-------- Extracted records

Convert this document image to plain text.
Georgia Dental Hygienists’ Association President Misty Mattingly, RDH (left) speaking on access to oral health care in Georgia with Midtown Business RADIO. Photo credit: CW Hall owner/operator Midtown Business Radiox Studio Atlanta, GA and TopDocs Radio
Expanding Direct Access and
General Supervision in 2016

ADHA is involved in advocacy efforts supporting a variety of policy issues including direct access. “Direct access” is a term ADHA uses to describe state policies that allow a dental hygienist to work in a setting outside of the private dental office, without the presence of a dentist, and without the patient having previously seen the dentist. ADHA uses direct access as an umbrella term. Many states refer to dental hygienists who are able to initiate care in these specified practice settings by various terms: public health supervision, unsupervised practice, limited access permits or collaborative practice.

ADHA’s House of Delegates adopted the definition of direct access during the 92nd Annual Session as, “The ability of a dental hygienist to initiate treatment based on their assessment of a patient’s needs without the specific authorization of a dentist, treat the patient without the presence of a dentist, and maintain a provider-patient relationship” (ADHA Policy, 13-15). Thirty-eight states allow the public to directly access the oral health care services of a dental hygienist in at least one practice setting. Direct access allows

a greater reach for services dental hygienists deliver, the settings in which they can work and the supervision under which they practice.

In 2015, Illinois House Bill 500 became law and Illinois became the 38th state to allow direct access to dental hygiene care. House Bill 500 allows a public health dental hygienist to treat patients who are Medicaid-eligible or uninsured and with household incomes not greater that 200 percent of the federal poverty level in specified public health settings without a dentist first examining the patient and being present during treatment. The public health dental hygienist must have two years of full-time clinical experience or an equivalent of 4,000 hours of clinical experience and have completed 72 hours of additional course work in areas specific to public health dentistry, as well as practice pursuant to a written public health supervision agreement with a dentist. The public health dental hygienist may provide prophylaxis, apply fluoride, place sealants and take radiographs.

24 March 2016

----------------

**Exercise prompt**. When the entries above are retyped, each line must stay exactly as it is.

**Completed exercise**.
Convert this document image to plain text.
Georgia Dental Hygienists’ Association President Misty Mattingly, RDH (left) speaking on access to oral health care in Georgia with Midtown Business RADIO. Photo credit: CW Hall owner/operator Midtown Business Radiox Studio Atlanta, GA and TopDocs Radio
Expanding Direct Access and
General Supervision in 2016

ADHA is involved in advocacy efforts supporting a variety of policy issues including direct access. “Direct access” is a term ADHA uses to describe state policies that allow a dental hygienist to work in a setting outside of the private dental office, without the presence of a dentist, and without the patient having previously seen the dentist. ADHA uses direct access as an umbrella term. Many states refer to dental hygienists who are able to initiate care in these specified practice settings by various terms: public health supervision, unsupervised practice, limited access permits or collaborative practice.

ADHA’s House of Delegates adopted the definition of direct access during the 92nd Annual Session as, “The ability of a dental hygienist to initiate treatment based on their assessment of a patient’s needs without the specific authorization of a dentist, treat the patient without the presence of a dentist, and maintain a provider-patient relationship” (ADHA Policy, 13-15). Thirty-eight states allow the public to directly access the oral health care services of a dental hygienist in at least one practice setting. Direct access allows

a greater reach for services dental hygienists deliver, the settings in which they can work and the supervision under which they practice.

In 2015, Illinois House Bill 500 became law and Illinois became the 38th state to allow direct access to dental hygiene care. House Bill 500 allows a public health dental hygienist to treat patients who are Medicaid-eligible or uninsured and with household incomes not greater that 200 percent of the federal poverty level in specified public health settings without a dentist first examining the patient and being present during treatment. The public health dental hygienist must have two years of full-time clinical experience or an equivalent of 4,000 hours of clinical experience and have completed 72 hours of additional course work in areas specific to public health dentistry, as well as practice pursuant to a written public health supervision agreement with a dentist. The public health dental hygienist may provide prophylaxis, apply fluoride, place sealants and take radiographs.

24 March 2016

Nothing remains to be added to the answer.